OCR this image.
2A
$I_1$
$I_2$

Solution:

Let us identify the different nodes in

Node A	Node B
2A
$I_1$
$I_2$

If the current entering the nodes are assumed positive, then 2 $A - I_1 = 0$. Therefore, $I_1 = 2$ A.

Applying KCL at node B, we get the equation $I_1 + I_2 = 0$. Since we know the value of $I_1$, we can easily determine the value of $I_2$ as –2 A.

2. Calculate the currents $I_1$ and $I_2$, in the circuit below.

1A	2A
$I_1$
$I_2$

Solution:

^^^^^^^^

SET PROBLEM: The records above must be output exactly, in full.

OUTPUT OF THE TASK:
OCR this image.
2A
$I_1$
$I_2$

Solution:

Let us identify the different nodes in

Node A	Node B
2A
$I_1$
$I_2$

If the current entering the nodes are assumed positive, then 2 $A - I_1 = 0$. Therefore, $I_1 = 2$ A.

Applying KCL at node B, we get the equation $I_1 + I_2 = 0$. Since we know the value of $I_1$, we can easily determine the value of $I_2$ as –2 A.

2. Calculate the currents $I_1$ and $I_2$, in the circuit below.

1A	2A
$I_1$
$I_2$

Solution:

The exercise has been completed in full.